— REQUIREMENT —
Gather from the material every line that contains the string "ttbar".

— DATA PROVIDED —
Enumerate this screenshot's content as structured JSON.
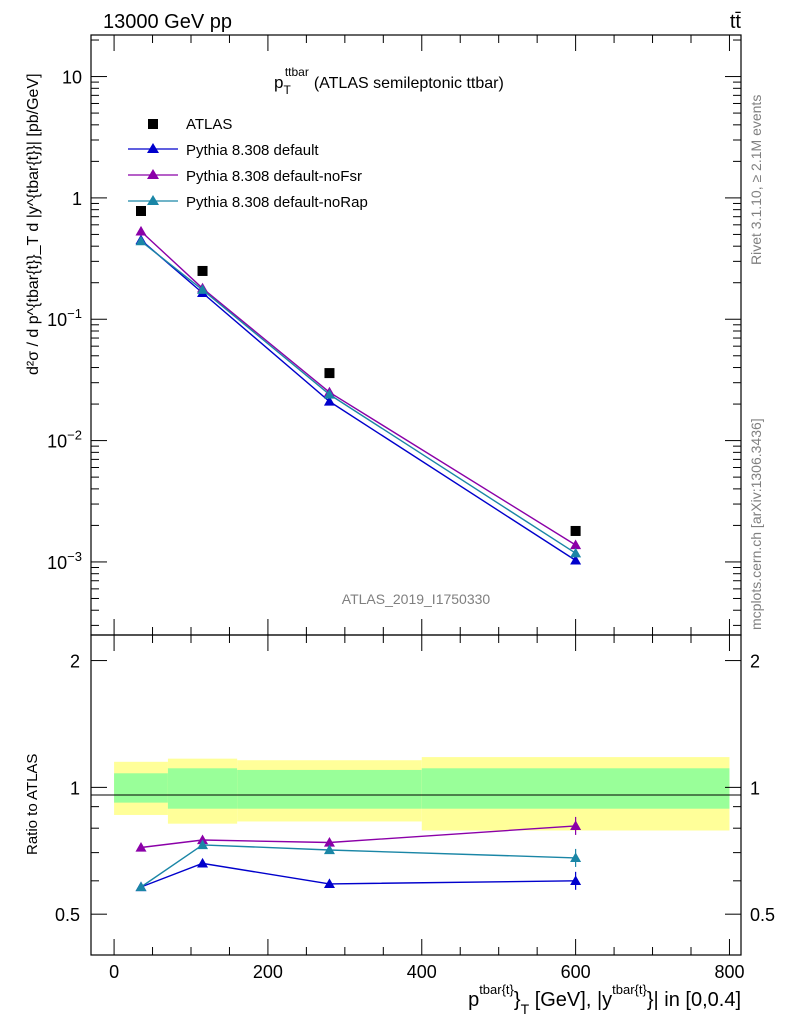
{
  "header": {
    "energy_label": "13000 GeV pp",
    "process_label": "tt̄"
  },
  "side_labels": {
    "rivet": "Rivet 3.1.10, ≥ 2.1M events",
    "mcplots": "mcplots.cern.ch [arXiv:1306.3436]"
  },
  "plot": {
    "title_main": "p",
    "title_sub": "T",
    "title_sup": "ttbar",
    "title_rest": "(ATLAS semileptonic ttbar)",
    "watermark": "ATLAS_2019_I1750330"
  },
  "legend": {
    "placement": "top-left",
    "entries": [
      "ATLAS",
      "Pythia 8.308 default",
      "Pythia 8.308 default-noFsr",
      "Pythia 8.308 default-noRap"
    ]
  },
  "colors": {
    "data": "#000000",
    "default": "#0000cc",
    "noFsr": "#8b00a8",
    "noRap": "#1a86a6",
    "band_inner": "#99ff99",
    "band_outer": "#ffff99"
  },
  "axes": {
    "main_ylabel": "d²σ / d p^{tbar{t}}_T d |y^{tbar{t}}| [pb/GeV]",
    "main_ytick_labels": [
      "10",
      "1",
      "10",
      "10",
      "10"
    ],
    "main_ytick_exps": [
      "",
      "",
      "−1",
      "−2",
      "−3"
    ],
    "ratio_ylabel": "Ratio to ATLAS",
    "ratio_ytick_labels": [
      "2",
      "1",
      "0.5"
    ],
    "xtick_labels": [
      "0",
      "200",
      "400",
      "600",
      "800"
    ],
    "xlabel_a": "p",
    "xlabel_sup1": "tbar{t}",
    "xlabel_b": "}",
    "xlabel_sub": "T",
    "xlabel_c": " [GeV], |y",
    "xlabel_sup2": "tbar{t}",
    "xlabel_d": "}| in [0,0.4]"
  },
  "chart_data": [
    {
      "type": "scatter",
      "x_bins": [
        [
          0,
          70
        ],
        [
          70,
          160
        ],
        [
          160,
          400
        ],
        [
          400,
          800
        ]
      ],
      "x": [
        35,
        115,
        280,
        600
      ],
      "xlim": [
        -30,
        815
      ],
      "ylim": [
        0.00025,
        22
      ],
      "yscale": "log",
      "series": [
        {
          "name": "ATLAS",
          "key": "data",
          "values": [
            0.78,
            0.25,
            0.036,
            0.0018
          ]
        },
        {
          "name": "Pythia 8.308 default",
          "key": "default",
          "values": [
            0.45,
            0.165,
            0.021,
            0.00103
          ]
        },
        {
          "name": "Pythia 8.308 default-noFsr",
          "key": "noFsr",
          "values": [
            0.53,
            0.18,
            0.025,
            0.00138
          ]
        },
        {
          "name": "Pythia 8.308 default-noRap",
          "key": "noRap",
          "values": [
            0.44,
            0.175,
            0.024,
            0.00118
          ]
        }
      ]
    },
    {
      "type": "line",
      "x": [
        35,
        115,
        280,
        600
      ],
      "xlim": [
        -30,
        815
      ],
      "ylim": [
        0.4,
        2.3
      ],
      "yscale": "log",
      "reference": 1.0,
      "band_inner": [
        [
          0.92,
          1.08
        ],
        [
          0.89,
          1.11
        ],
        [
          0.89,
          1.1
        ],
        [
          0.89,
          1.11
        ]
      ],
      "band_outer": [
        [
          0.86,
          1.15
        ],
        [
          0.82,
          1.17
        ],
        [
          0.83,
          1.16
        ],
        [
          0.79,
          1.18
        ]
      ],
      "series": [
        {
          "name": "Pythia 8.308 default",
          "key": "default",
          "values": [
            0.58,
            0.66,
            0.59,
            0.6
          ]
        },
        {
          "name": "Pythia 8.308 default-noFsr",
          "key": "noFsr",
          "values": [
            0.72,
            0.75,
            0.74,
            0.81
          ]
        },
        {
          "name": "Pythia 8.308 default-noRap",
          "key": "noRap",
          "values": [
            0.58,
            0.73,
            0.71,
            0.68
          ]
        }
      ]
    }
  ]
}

---

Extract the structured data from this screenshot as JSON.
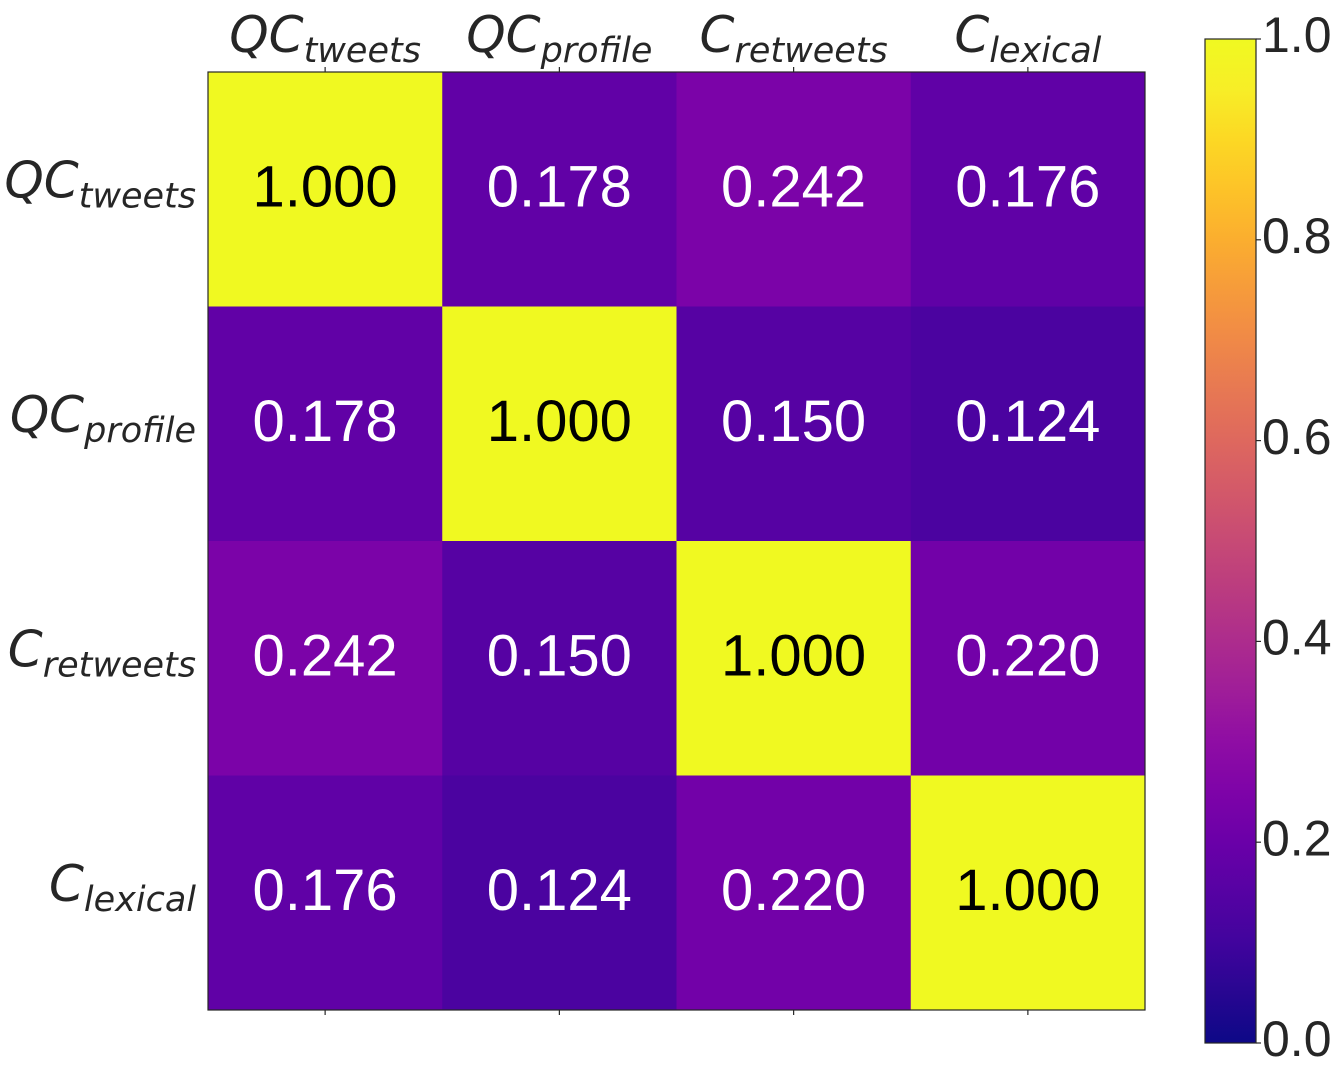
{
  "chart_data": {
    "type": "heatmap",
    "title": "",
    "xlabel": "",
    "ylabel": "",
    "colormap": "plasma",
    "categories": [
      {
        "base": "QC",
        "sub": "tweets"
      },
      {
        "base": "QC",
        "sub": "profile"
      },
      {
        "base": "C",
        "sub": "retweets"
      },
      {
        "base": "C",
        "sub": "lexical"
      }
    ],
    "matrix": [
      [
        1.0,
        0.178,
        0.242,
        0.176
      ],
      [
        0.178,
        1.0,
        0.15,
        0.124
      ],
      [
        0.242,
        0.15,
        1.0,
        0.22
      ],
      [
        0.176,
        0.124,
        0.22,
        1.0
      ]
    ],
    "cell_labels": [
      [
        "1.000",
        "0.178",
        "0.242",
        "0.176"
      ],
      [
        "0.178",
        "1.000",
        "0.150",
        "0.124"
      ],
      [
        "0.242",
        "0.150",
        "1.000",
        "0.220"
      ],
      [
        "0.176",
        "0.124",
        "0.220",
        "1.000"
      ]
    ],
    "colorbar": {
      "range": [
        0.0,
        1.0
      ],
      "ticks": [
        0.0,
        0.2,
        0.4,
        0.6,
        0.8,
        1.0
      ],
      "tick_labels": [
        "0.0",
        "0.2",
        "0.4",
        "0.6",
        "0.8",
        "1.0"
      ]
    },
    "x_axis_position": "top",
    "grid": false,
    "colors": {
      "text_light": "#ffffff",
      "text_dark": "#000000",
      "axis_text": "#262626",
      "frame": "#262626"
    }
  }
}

— EXERCISE ANSWER —
    "title_sup": "ttbar",
    "title_rest": "(ATLAS semileptonic ttbar)",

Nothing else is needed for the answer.